Listings of boxed layout items
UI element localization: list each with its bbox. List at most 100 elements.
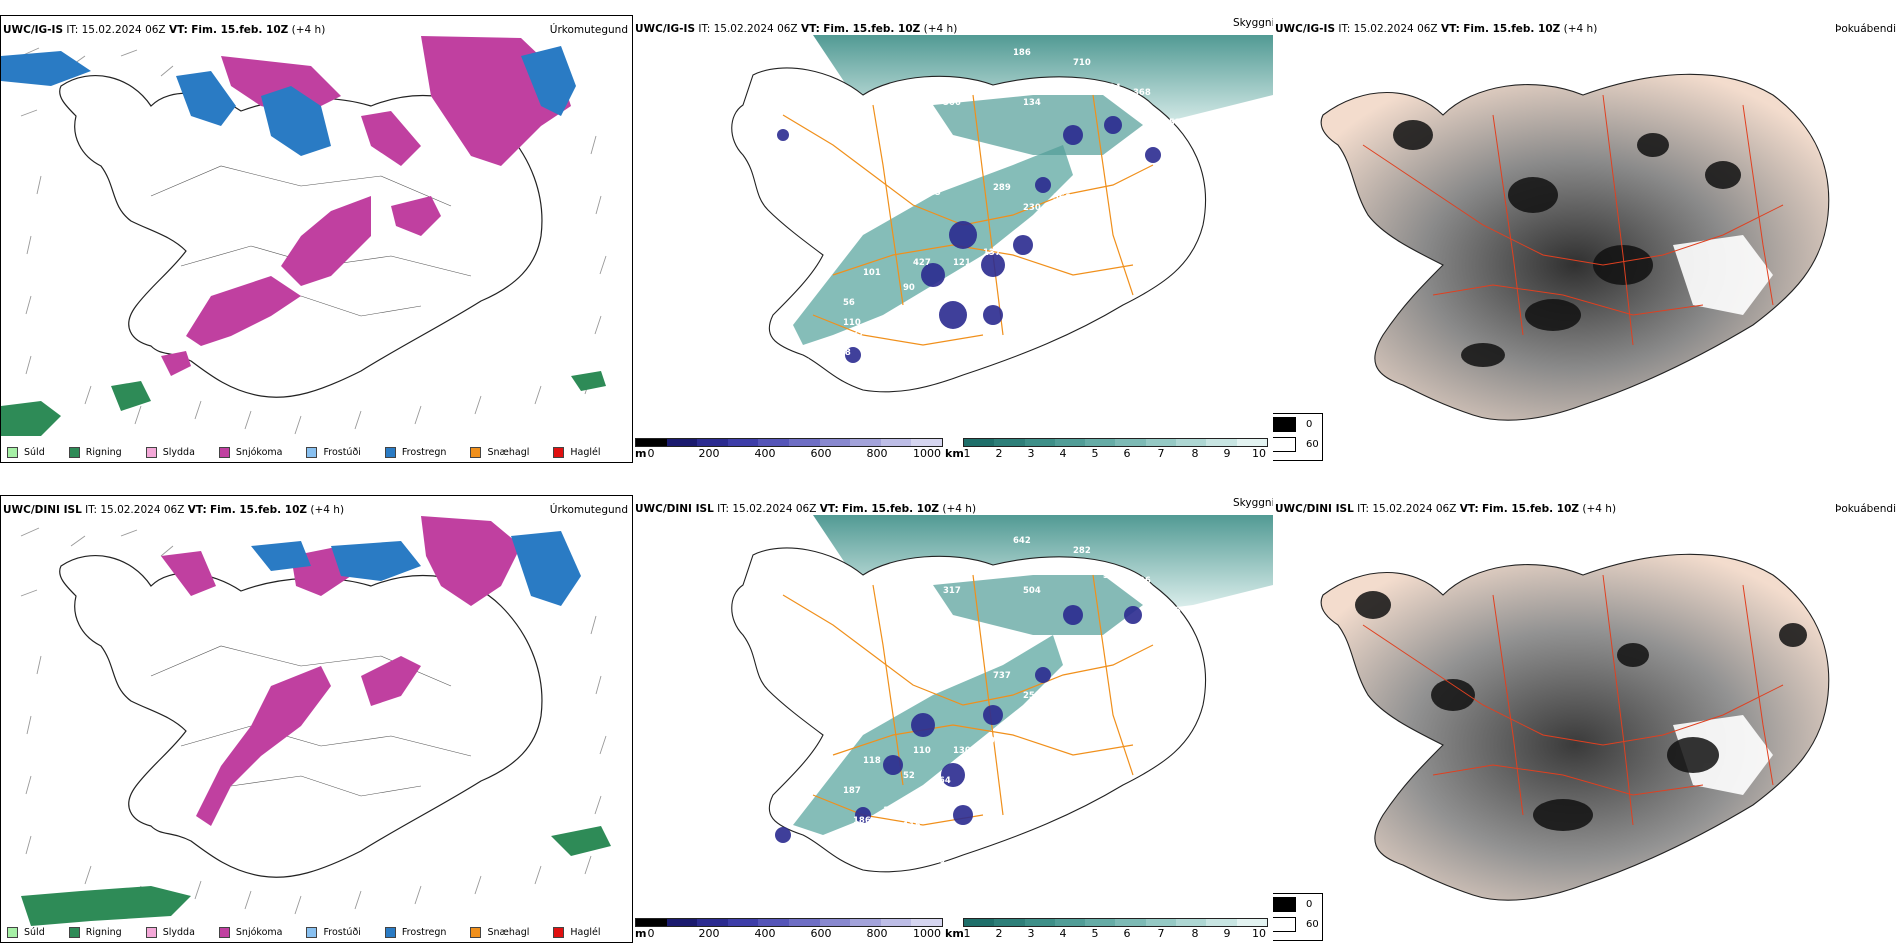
legend-item: Snjókoma bbox=[218, 446, 282, 458]
ceiling-height-label: 270 bbox=[1033, 233, 1051, 243]
panel-header: UWC/IG-IS IT: 15.02.2024 06Z VT: Fim. 15… bbox=[1275, 23, 1598, 35]
ceiling-height-label: 137 bbox=[983, 248, 1001, 258]
ceiling-height-label: 364 bbox=[933, 776, 951, 786]
visibility-scale: 1 2 3 4 5 6 7 8 9 10 bbox=[963, 438, 1268, 461]
panel-header: UWC/IG-IS IT: 15.02.2024 06Z VT: Fim. 15… bbox=[635, 23, 958, 35]
ceiling-height-label: 657 bbox=[833, 836, 851, 846]
legend-item: Frostregn bbox=[384, 446, 446, 458]
ceiling-height-label: 474 bbox=[1203, 646, 1221, 656]
ceiling-height-label: 110 bbox=[843, 318, 861, 328]
ceiling-height-label: 134 bbox=[1023, 98, 1041, 108]
fog-legend-item: 0 bbox=[1273, 894, 1322, 914]
visibility-colorbar bbox=[963, 918, 1268, 927]
tick-label: 8 bbox=[1191, 927, 1199, 940]
precip-legend: Súld Rigning Slydda Snjókoma Frostúði Fr… bbox=[1, 441, 619, 462]
legend-item: Súld bbox=[7, 926, 45, 938]
ceiling-height-label: 186 bbox=[1013, 48, 1031, 58]
ceiling-height-label: 282 bbox=[1073, 546, 1091, 556]
legend-item: Frostregn bbox=[384, 926, 446, 938]
tick-label: 600 bbox=[810, 927, 832, 940]
ceiling-height-label: 87 bbox=[933, 368, 945, 378]
ceiling-height-label: 22 bbox=[973, 318, 985, 328]
fog-map bbox=[1320, 553, 1830, 901]
cloud-visibility-panel-row2: UWC/DINI ISL IT: 15.02.2024 06Z VT: Fim.… bbox=[633, 495, 1273, 943]
tick-label: 2 bbox=[995, 927, 1003, 940]
fog-legend: 0 60 bbox=[1273, 893, 1323, 941]
ceiling-height-label: 604 bbox=[1103, 83, 1121, 93]
ceiling-height-label: 56 bbox=[843, 298, 855, 308]
ceiling-height-label: 317 bbox=[943, 586, 961, 596]
ceiling-height-label: 339 bbox=[913, 148, 931, 158]
tick-label: 200 bbox=[698, 927, 720, 940]
ceiling-scale: 0 200 400 600 800 1000 bbox=[635, 438, 943, 461]
fog-legend-item: 0 bbox=[1273, 414, 1322, 434]
ceiling-height-label: 121 bbox=[953, 258, 971, 268]
legend-item: Haglél bbox=[553, 446, 601, 458]
legend-item: Frostúði bbox=[306, 446, 361, 458]
legend-item: Snæhagl bbox=[470, 926, 529, 938]
ceiling-height-label: 141 bbox=[793, 358, 811, 368]
ceiling-scale: 0 200 400 600 800 1000 bbox=[635, 918, 943, 941]
ceiling-height-label: 52 bbox=[903, 771, 915, 781]
ceiling-height-label: 16 bbox=[933, 856, 945, 866]
fog-legend: 0 60 bbox=[1273, 413, 1323, 461]
ceiling-height-label: 118 bbox=[863, 756, 881, 766]
field-title: Þokuábendi bbox=[1835, 23, 1896, 35]
cloud-visibility-panel-row1: UWC/IG-IS IT: 15.02.2024 06Z VT: Fim. 15… bbox=[633, 15, 1273, 463]
ceiling-height-label: 118 bbox=[923, 676, 941, 686]
fog-indicator-panel-row2: UWC/DINI ISL IT: 15.02.2024 06Z VT: Fim.… bbox=[1273, 495, 1900, 943]
legend-item: Snæhagl bbox=[470, 446, 529, 458]
ceiling-height-label: 814 bbox=[1063, 701, 1081, 711]
precip-type-panel-row1: UWC/IG-IS IT: 15.02.2024 06Z VT: Fim. 15… bbox=[0, 15, 633, 463]
fog-legend-item: 60 bbox=[1273, 434, 1322, 454]
legend-item: Slydda bbox=[145, 926, 195, 938]
field-title: Úrkomutegund bbox=[549, 24, 628, 36]
ceiling-height-label: 509 bbox=[1103, 571, 1121, 581]
panel-header: UWC/IG-IS IT: 15.02.2024 06Z VT: Fim. 15… bbox=[3, 24, 326, 36]
ceiling-height-label: 566 bbox=[1053, 193, 1071, 203]
tick-label: 2 bbox=[995, 447, 1003, 460]
visibility-scale: 1 2 3 4 5 6 7 8 9 10 bbox=[963, 918, 1268, 941]
tick-label: 4 bbox=[1059, 927, 1067, 940]
fog-map bbox=[1320, 73, 1830, 421]
ceiling-height-label: 321 bbox=[903, 333, 921, 343]
ceiling-height-label: 710 bbox=[1073, 58, 1091, 68]
ceiling-height-label: 218 bbox=[1053, 681, 1071, 691]
ceiling-height-label: 186 bbox=[1033, 721, 1051, 731]
ceiling-height-label: 230 bbox=[1023, 203, 1041, 213]
ceiling-height-label: 202 bbox=[913, 636, 931, 646]
tick-label: 400 bbox=[754, 927, 776, 940]
tick-label: 4 bbox=[1059, 447, 1067, 460]
ceiling-height-label: 23 bbox=[953, 383, 965, 393]
ceiling-unit: m bbox=[635, 447, 647, 460]
ceiling-height-label: 427 bbox=[913, 258, 931, 268]
fog-legend-item: 60 bbox=[1273, 914, 1322, 934]
precip-map bbox=[20, 516, 611, 926]
ceiling-height-label: 101 bbox=[863, 268, 881, 278]
ceiling-height-label: 289 bbox=[993, 183, 1011, 193]
fog-indicator-panel-row1: UWC/IG-IS IT: 15.02.2024 06Z VT: Fim. 15… bbox=[1273, 15, 1900, 463]
ceiling-height-label: 101 bbox=[793, 846, 811, 856]
field-title: Skyggni bbox=[1233, 497, 1273, 509]
ceiling-height-label: 396 bbox=[1133, 576, 1151, 586]
tick-label: 1 bbox=[963, 927, 971, 940]
field-title: Þokuábendi bbox=[1835, 503, 1896, 515]
ceiling-height-label: 270 bbox=[853, 328, 871, 338]
tick-label: 6 bbox=[1123, 927, 1131, 940]
ceiling-height-label: 110 bbox=[913, 746, 931, 756]
tick-label: 0 bbox=[647, 927, 655, 940]
visibility-unit: km bbox=[945, 447, 964, 460]
ceiling-height-label: 102 bbox=[903, 836, 921, 846]
ceiling-visibility-map: 202 642 282 509 396 317 504 308 771 474 118 737 218 2… bbox=[731, 515, 1273, 873]
tick-label: 3 bbox=[1027, 447, 1035, 460]
tick-label: 5 bbox=[1091, 447, 1099, 460]
ceiling-height-label: 771 bbox=[1123, 631, 1141, 641]
tick-label: 10 bbox=[1252, 447, 1266, 460]
tick-label: 1 bbox=[963, 447, 971, 460]
field-title: Úrkomutegund bbox=[549, 504, 628, 516]
tick-label: 9 bbox=[1223, 447, 1231, 460]
tick-label: 7 bbox=[1157, 447, 1165, 460]
ceiling-height-label: 251 bbox=[1023, 691, 1041, 701]
ceiling-colorbar bbox=[635, 438, 943, 447]
panel-header: UWC/DINI ISL IT: 15.02.2024 06Z VT: Fim.… bbox=[1275, 503, 1617, 515]
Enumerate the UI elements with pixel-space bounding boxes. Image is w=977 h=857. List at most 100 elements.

### WHAT IS EXPECTED:
Convert all of the lines above into a JSON list of strings, one string per line, skipping blank lines. Leave the pictures out of the answer.

### REPLY:
[
  "UI element localization: list each with its bbox. List at most 100 elements.",
  "legend-item: Snjókoma bbox=[218, 446, 282, 458]",
  "ceiling-height-label: 270 bbox=[1033, 233, 1051, 243]",
  "panel-header: UWC/IG-IS IT: 15.02.2024 06Z VT: Fim. 15… bbox=[1275, 23, 1598, 35]",
  "ceiling-height-label: 137 bbox=[983, 248, 1001, 258]",
  "ceiling-height-label: 364 bbox=[933, 776, 951, 786]",
  "visibility-scale: 1 2 3 4 5 6 7 8 9 10 bbox=[963, 438, 1268, 461]",
  "panel-header: UWC/IG-IS IT: 15.02.2024 06Z VT: Fim. 15… bbox=[635, 23, 958, 35]",
  "ceiling-height-label: 657 bbox=[833, 836, 851, 846]",
  "legend-item: Frostregn bbox=[384, 446, 446, 458]",
  "ceiling-height-label: 474 bbox=[1203, 646, 1221, 656]",
  "ceiling-height-label: 110 bbox=[843, 318, 861, 328]",
  "ceiling-height-label: 134 bbox=[1023, 98, 1041, 108]",
  "fog-legend-item: 0 bbox=[1273, 894, 1322, 914]",
  "visibility-colorbar bbox=[963, 918, 1268, 927]",
  "tick-label: 8 bbox=[1191, 927, 1199, 940]",
  "precip-legend: Súld Rigning Slydda Snjókoma Frostúði Fr… bbox=[1, 441, 619, 462]",
  "legend-item: Súld bbox=[7, 926, 45, 938]",
  "ceiling-height-label: 186 bbox=[1013, 48, 1031, 58]",
  "ceiling-height-label: 282 bbox=[1073, 546, 1091, 556]",
  "legend-item: Frostregn bbox=[384, 926, 446, 938]",
  "tick-label: 600 bbox=[810, 927, 832, 940]",
  "ceiling-height-label: 87 bbox=[933, 368, 945, 378]",
  "ceiling-height-label: 22 bbox=[973, 318, 985, 328]",
  "fog-map bbox=[1320, 553, 1830, 901]",
  "cloud-visibility-panel-row2: UWC/DINI ISL IT: 15.02.2024 06Z VT: Fim.… bbox=[633, 495, 1273, 943]",
  "tick-label: 2 bbox=[995, 927, 1003, 940]",
  "fog-legend: 0 60 bbox=[1273, 893, 1323, 941]",
  "ceiling-height-label: 604 bbox=[1103, 83, 1121, 93]",
  "ceiling-height-label: 56 bbox=[843, 298, 855, 308]",
  "ceiling-height-label: 317 bbox=[943, 586, 961, 596]",
  "ceiling-height-label: 339 bbox=[913, 148, 931, 158]",
  "tick-label: 200 bbox=[698, 927, 720, 940]",
  "ceiling-scale: 0 200 400 600 800 1000 bbox=[635, 438, 943, 461]",
  "fog-legend-item: 0 bbox=[1273, 414, 1322, 434]",
  "ceiling-height-label: 121 bbox=[953, 258, 971, 268]",
  "legend-item: Haglél bbox=[553, 446, 601, 458]",
  "legend-item: Frostúði bbox=[306, 446, 361, 458]",
  "legend-item: Snæhagl bbox=[470, 926, 529, 938]",
  "ceiling-height-label: 141 bbox=[793, 358, 811, 368]",
  "ceiling-scale: 0 200 400 600 800 1000 bbox=[635, 918, 943, 941]",
  "ceiling-height-label: 52 bbox=[903, 771, 915, 781]",
  "ceiling-height-label: 16 bbox=[933, 856, 945, 866]",
  "fog-legend: 0 60 bbox=[1273, 413, 1323, 461]",
  "ceiling-height-label: 118 bbox=[863, 756, 881, 766]",
  "field-title: Þokuábendi bbox=[1835, 23, 1896, 35]",
  "cloud-visibility-panel-row1: UWC/IG-IS IT: 15.02.2024 06Z VT: Fim. 15… bbox=[633, 15, 1273, 463]",
  "ceiling-height-label: 118 bbox=[923, 676, 941, 686]",
  "fog-indicator-panel-row2: UWC/DINI ISL IT: 15.02.2024 06Z VT: Fim.… bbox=[1273, 495, 1900, 943]",
  "legend-item: Snæhagl bbox=[470, 446, 529, 458]",
  "ceiling-height-label: 814 bbox=[1063, 701, 1081, 711]",
  "precip-type-panel-row1: UWC/IG-IS IT: 15.02.2024 06Z VT: Fim. 15… bbox=[0, 15, 633, 463]",
  "fog-legend-item: 60 bbox=[1273, 434, 1322, 454]",
  "legend-item: Slydda bbox=[145, 926, 195, 938]",
  "field-title: Úrkomutegund bbox=[549, 24, 628, 36]",
  "ceiling-height-label: 509 bbox=[1103, 571, 1121, 581]",
  "panel-header: UWC/IG-IS IT: 15.02.2024 06Z VT: Fim. 15… bbox=[3, 24, 326, 36]",
  "ceiling-height-label: 566 bbox=[1053, 193, 1071, 203]",
  "tick-label: 2 bbox=[995, 447, 1003, 460]",
  "visibility-scale: 1 2 3 4 5 6 7 8 9 10 bbox=[963, 918, 1268, 941]",
  "tick-label: 4 bbox=[1059, 927, 1067, 940]",
  "fog-map bbox=[1320, 73, 1830, 421]",
  "ceiling-height-label: 321 bbox=[903, 333, 921, 343]",
  "ceiling-height-label: 710 bbox=[1073, 58, 1091, 68]",
  "ceiling-height-label: 218 bbox=[1053, 681, 1071, 691]",
  "ceiling-height-label: 186 bbox=[1033, 721, 1051, 731]",
  "ceiling-height-label: 230 bbox=[1023, 203, 1041, 213]",
  "ceiling-height-label: 202 bbox=[913, 636, 931, 646]",
  "tick-label: 400 bbox=[754, 927, 776, 940]",
  "tick-label: 4 bbox=[1059, 447, 1067, 460]",
  "ceiling-height-label: 23 bbox=[953, 383, 965, 393]",
  "ceiling-unit: m bbox=[635, 447, 647, 460]",
  "ceiling-height-label: 427 bbox=[913, 258, 931, 268]",
  "fog-legend-item: 60 bbox=[1273, 914, 1322, 934]",
  "precip-map bbox=[20, 516, 611, 926]",
  "ceiling-height-label: 101 bbox=[863, 268, 881, 278]",
  "ceiling-height-label: 289 bbox=[993, 183, 1011, 193]",
  "fog-indicator-panel-row1: UWC/IG-IS IT: 15.02.2024 06Z VT: Fim. 15… bbox=[1273, 15, 1900, 463]",
  "ceiling-height-label: 101 bbox=[793, 846, 811, 856]",
  "field-title: Skyggni bbox=[1233, 497, 1273, 509]",
  "ceiling-height-label: 396 bbox=[1133, 576, 1151, 586]",
  "tick-label: 1 bbox=[963, 927, 971, 940]",
  "field-title: Þokuábendi bbox=[1835, 503, 1896, 515]",
  "ceiling-height-label: 270 bbox=[853, 328, 871, 338]",
  "tick-label: 6 bbox=[1123, 927, 1131, 940]",
  "ceiling-height-label: 110 bbox=[913, 746, 931, 756]",
  "tick-label: 0 bbox=[647, 927, 655, 940]",
  "visibility-unit: km bbox=[945, 447, 964, 460]",
  "ceiling-height-label: 102 bbox=[903, 836, 921, 846]",
  "ceiling-visibility-map: 202 642 282 509 396 317 504 308 771 474 118 737 218 2… bbox=[731, 515, 1273, 873]",
  "tick-label: 3 bbox=[1027, 447, 1035, 460]",
  "tick-label: 5 bbox=[1091, 447, 1099, 460]",
  "ceiling-height-label: 771 bbox=[1123, 631, 1141, 641]",
  "tick-label: 10 bbox=[1252, 447, 1266, 460]",
  "tick-label: 1 bbox=[963, 447, 971, 460]",
  "field-title: Úrkomutegund bbox=[549, 504, 628, 516]",
  "tick-label: 9 bbox=[1223, 447, 1231, 460]",
  "tick-label: 7 bbox=[1157, 447, 1165, 460]",
  "ceiling-height-label: 251 bbox=[1023, 691, 1041, 701]",
  "ceiling-colorbar bbox=[635, 438, 943, 447]",
  "panel-header: UWC/DINI ISL IT: 15.02.2024 06Z VT: Fim.… bbox=[1275, 503, 1617, 515]",
  "Enumerate the UI elements with pixel-space bounding boxes. Image is w=977 h=857. List at most 100 elements."
]